* _WHAT THE TASK REQUIRES_
Pull out all lines from the listing below in which the word "agregado" appears.

* _Extracts from a graphics dataset_
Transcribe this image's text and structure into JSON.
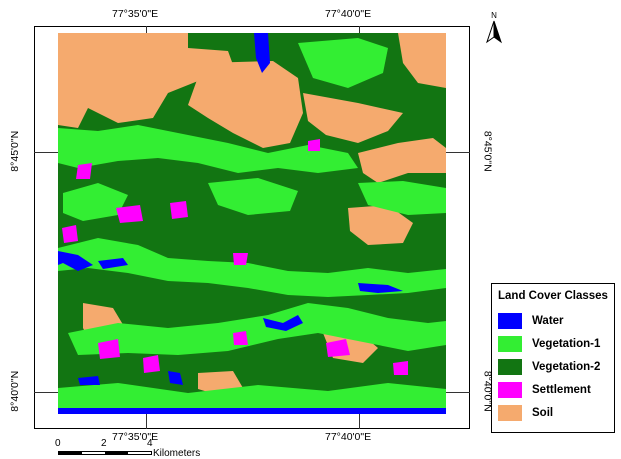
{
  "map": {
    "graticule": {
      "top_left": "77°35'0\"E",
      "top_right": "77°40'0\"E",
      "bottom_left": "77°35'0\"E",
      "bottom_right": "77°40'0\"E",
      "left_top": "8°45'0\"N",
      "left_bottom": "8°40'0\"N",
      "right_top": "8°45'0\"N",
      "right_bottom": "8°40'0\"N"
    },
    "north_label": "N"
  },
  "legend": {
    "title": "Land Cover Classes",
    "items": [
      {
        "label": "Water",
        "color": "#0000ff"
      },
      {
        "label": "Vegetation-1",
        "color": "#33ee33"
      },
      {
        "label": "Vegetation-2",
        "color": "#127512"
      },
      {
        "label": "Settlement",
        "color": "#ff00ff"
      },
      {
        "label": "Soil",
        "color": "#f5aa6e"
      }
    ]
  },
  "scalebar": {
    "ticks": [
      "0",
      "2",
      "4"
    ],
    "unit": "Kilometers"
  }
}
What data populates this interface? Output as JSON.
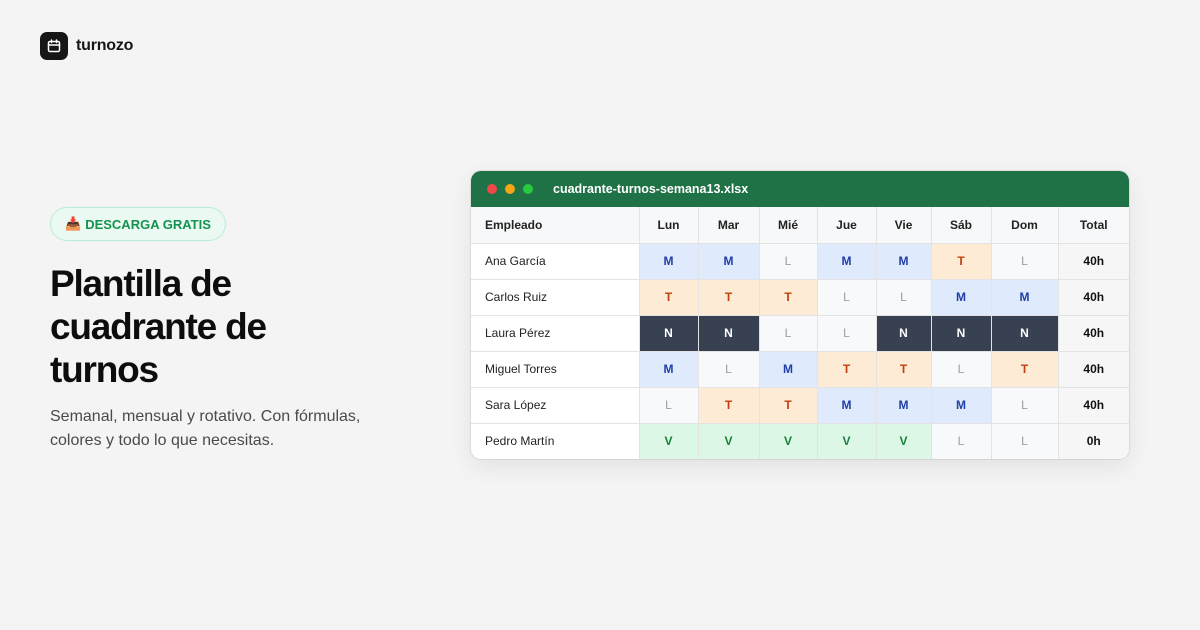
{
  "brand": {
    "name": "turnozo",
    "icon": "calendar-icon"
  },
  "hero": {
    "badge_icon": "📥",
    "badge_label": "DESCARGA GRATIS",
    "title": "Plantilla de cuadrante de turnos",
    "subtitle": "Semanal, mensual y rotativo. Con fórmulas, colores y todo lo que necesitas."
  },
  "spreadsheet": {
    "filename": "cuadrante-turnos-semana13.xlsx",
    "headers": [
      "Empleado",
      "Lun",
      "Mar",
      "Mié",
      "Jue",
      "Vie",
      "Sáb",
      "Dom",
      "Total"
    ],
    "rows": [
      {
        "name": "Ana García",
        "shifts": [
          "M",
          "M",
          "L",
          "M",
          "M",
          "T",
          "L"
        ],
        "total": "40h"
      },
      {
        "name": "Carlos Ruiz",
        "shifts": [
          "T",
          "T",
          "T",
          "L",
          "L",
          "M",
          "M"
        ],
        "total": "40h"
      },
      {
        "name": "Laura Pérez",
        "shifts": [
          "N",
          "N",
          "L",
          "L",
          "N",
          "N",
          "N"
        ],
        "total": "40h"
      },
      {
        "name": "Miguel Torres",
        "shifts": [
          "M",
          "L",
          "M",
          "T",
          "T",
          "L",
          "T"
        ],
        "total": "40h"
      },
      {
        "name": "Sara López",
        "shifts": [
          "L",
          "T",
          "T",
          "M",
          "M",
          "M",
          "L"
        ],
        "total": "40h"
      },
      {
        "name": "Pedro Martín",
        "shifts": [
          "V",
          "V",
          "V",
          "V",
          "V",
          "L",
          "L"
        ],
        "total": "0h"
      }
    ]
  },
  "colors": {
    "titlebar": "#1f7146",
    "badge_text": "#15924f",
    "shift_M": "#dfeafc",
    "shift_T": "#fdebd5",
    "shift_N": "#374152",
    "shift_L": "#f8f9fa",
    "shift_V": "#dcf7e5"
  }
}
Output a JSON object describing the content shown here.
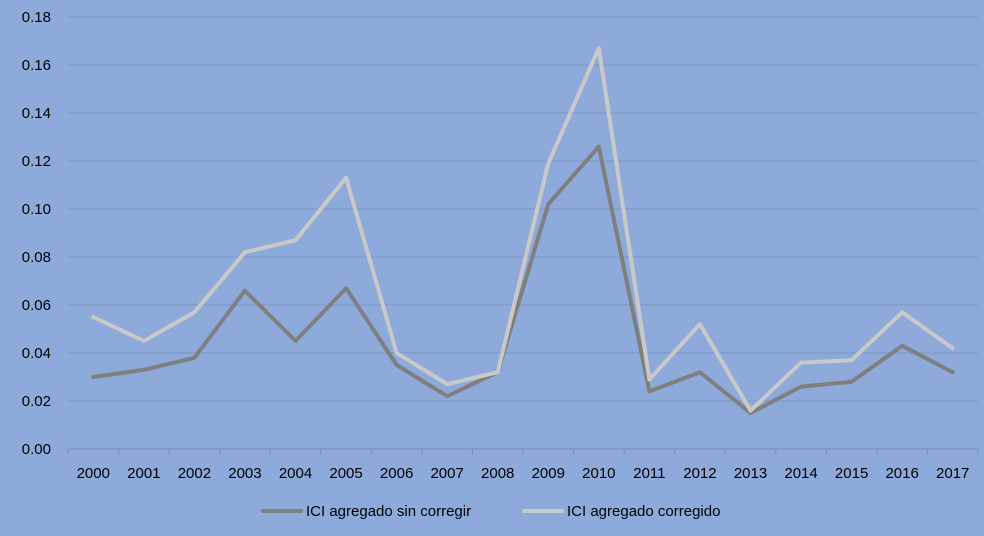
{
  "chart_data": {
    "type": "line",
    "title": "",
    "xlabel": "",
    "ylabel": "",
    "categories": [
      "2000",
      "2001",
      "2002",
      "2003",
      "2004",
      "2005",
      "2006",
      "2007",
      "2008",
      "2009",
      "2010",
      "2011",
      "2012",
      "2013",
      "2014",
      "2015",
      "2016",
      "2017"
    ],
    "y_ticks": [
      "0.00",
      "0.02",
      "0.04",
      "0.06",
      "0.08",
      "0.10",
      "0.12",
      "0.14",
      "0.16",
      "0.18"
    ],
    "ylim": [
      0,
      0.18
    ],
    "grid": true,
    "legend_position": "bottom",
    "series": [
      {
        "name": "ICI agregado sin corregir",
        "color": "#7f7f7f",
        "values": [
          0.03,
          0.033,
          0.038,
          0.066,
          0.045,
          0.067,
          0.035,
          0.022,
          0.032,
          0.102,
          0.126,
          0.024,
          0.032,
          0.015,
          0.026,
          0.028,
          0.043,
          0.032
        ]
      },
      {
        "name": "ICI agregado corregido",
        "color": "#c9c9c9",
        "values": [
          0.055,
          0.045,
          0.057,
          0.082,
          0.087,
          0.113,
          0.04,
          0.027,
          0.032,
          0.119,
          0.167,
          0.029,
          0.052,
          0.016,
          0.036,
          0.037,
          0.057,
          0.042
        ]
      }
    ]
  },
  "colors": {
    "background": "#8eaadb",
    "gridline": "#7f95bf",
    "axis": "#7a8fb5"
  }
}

* _FULL ANSWER_
        "name": "ICI agregado sin corregir",
        "name": "ICI agregado corregido",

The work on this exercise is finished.